What needs to be done >>
Pick out every line that holds the string "mustaqilligini" and copy it.

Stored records
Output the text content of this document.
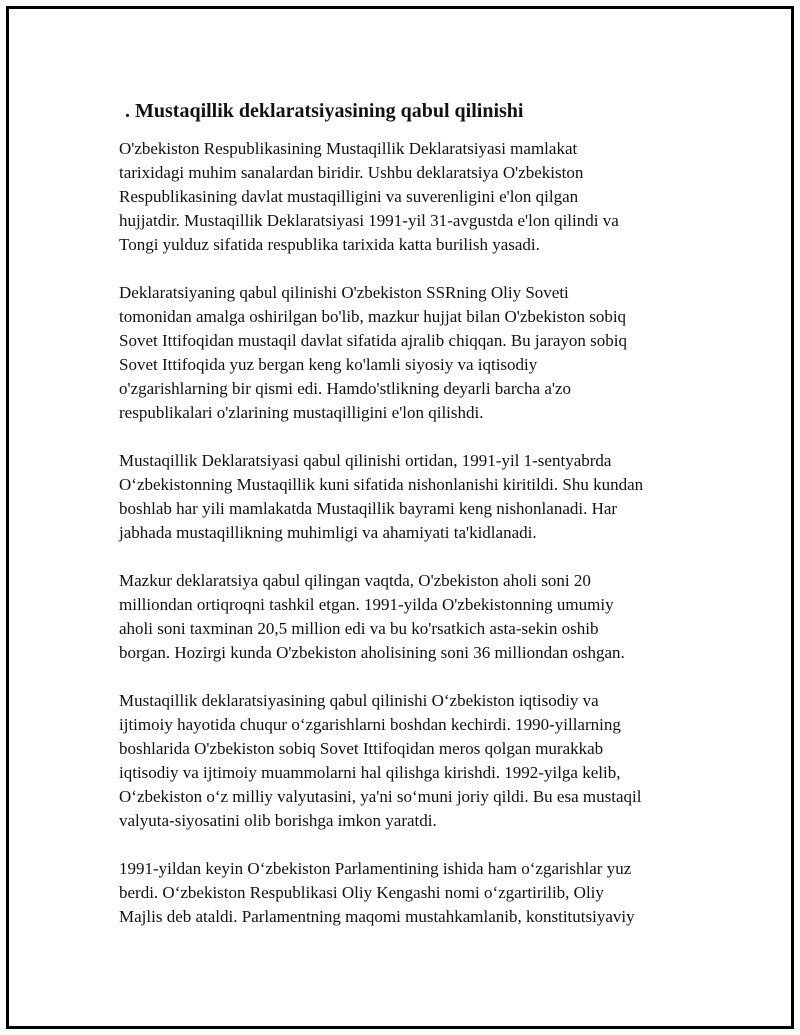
. Mustaqillik deklaratsiyasining qabul qilinishi

O'zbekiston Respublikasining Mustaqillik Deklaratsiyasi mamlakat
tarixidagi muhim sanalardan biridir. Ushbu deklaratsiya O'zbekiston
Respublikasining davlat mustaqilligini va suverenligini e'lon qilgan
hujjatdir. Mustaqillik Deklaratsiyasi 1991-yil 31-avgustda e'lon qilindi va
Tongi yulduz sifatida respublika tarixida katta burilish yasadi.

Deklaratsiyaning qabul qilinishi O'zbekiston SSRning Oliy Soveti
tomonidan amalga oshirilgan bo'lib, mazkur hujjat bilan O'zbekiston sobiq
Sovet Ittifoqidan mustaqil davlat sifatida ajralib chiqqan. Bu jarayon sobiq
Sovet Ittifoqida yuz bergan keng ko'lamli siyosiy va iqtisodiy
o'zgarishlarning bir qismi edi. Hamdo'stlikning deyarli barcha a'zo
respublikalari o'zlarining mustaqilligini e'lon qilishdi.

Mustaqillik Deklaratsiyasi qabul qilinishi ortidan, 1991-yil 1-sentyabrda
O‘zbekistonning Mustaqillik kuni sifatida nishonlanishi kiritildi. Shu kundan
boshlab har yili mamlakatda Mustaqillik bayrami keng nishonlanadi. Har
jabhada mustaqillikning muhimligi va ahamiyati ta'kidlanadi.

Mazkur deklaratsiya qabul qilingan vaqtda, O'zbekiston aholi soni 20
milliondan ortiqroqni tashkil etgan. 1991-yilda O'zbekistonning umumiy
aholi soni taxminan 20,5 million edi va bu ko'rsatkich asta-sekin oshib
borgan. Hozirgi kunda O'zbekiston aholisining soni 36 milliondan oshgan.

Mustaqillik deklaratsiyasining qabul qilinishi O‘zbekiston iqtisodiy va
ijtimoiy hayotida chuqur o‘zgarishlarni boshdan kechirdi. 1990-yillarning
boshlarida O'zbekiston sobiq Sovet Ittifoqidan meros qolgan murakkab
iqtisodiy va ijtimoiy muammolarni hal qilishga kirishdi. 1992-yilga kelib,
O‘zbekiston o‘z milliy valyutasini, ya'ni so‘muni joriy qildi. Bu esa mustaqil
valyuta-siyosatini olib borishga imkon yaratdi.

1991-yildan keyin O‘zbekiston Parlamentining ishida ham o‘zgarishlar yuz
berdi. O‘zbekiston Respublikasi Oliy Kengashi nomi o‘zgartirilib, Oliy
Majlis deb ataldi. Parlamentning maqomi mustahkamlanib, konstitutsiyaviy
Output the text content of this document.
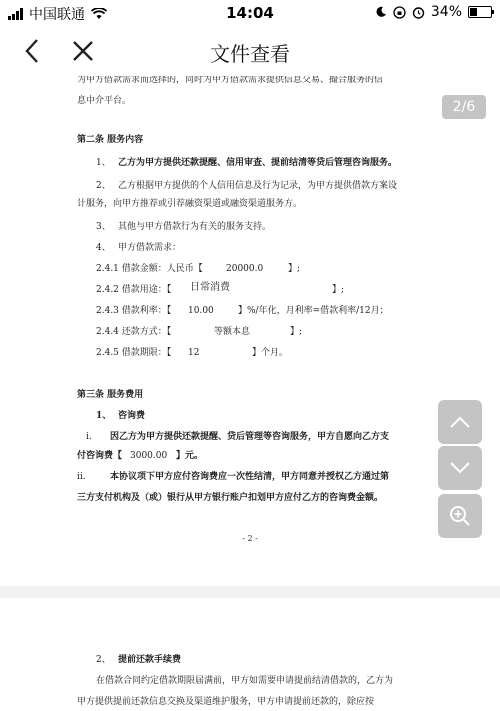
中国联通	14:04	34%
文件查看
为甲方借款需求而选择的，同时为甲方借款需求提供信息交易、撮合服务的信
息中介平台。
第二条 服务内容
1、 乙方为甲方提供还款提醒、信用审查、提前结清等贷后管理咨询服务。
2、 乙方根据甲方提供的个人信用信息及行为记录，为甲方提供借款方案设
计服务，向甲方推荐或引荐融资渠道或融资渠道服务方。
3、 其他与甲方借款行为有关的服务支持。
4、 甲方借款需求：
2.4.1 借款金额：人民币【	20000.0	】;
2.4.2 借款用途：【 日常消费	】;
2.4.3 借款利率：【 10.00	】%/年化，月利率=借款利率/12月；
2.4.4 还款方式：【	等额本息	】;
2.4.5 借款期限：【 12	】个月。
第三条 服务费用
1、 咨询费
i. 因乙方为甲方提供还款提醒、贷后管理等咨询服务，甲方自愿向乙方支
付咨询费【 3000.00 】元。
ii.	本协议项下甲方应付咨询费应一次性结清，甲方同意并授权乙方通过第
三方支付机构及（或）银行从甲方银行账户扣划甲方应付乙方的咨询费金额。
- 2 -
2、 提前还款手续费
在借款合同约定借款期限届满前，甲方如需要申请提前结清借款的，乙方为
甲方提供提前还款信息交换及渠道维护服务，甲方申请提前还款的，除应按
2/6
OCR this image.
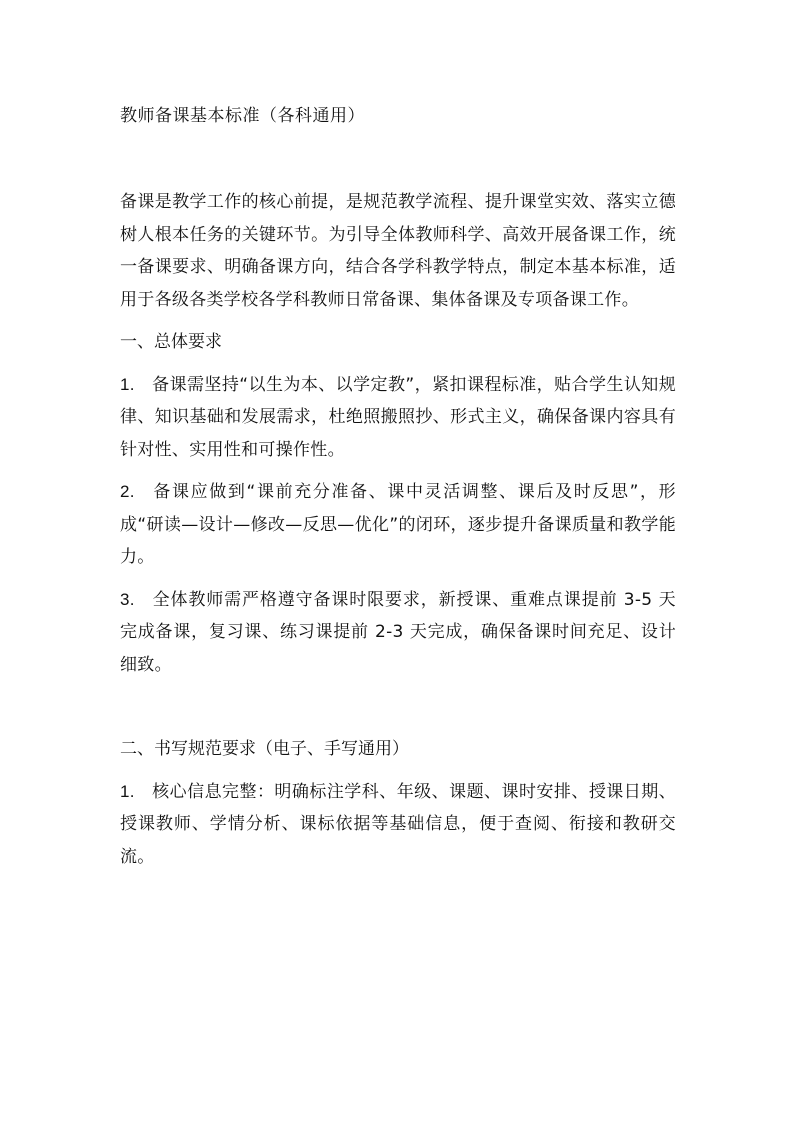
教师备课基本标准（各科通用）

备课是教学工作的核心前提，是规范教学流程、提升课堂实效、落实立德树人根本任务的关键环节。为引导全体教师科学、高效开展备课工作，统一备课要求、明确备课方向，结合各学科教学特点，制定本基本标准，适用于各级各类学校各学科教师日常备课、集体备课及专项备课工作。

一、总体要求

1. 备课需坚持“以生为本、以学定教”，紧扣课程标准，贴合学生认知规律、知识基础和发展需求，杜绝照搬照抄、形式主义，确保备课内容具有针对性、实用性和可操作性。

2. 备课应做到“课前充分准备、课中灵活调整、课后及时反思”，形成“研读—设计—修改—反思—优化”的闭环，逐步提升备课质量和教学能力。

3. 全体教师需严格遵守备课时限要求，新授课、重难点课提前 3-5 天完成备课，复习课、练习课提前 2-3 天完成，确保备课时间充足、设计细致。

二、书写规范要求（电子、手写通用）

1. 核心信息完整：明确标注学科、年级、课题、课时安排、授课日期、授课教师、学情分析、课标依据等基础信息，便于查阅、衔接和教研交流。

Task answer >>
Respublikasining davlat mustaqilligini va suverenligini e'lon qilgan
respublikalari o'zlarining mustaqilligini e'lon qilishdi.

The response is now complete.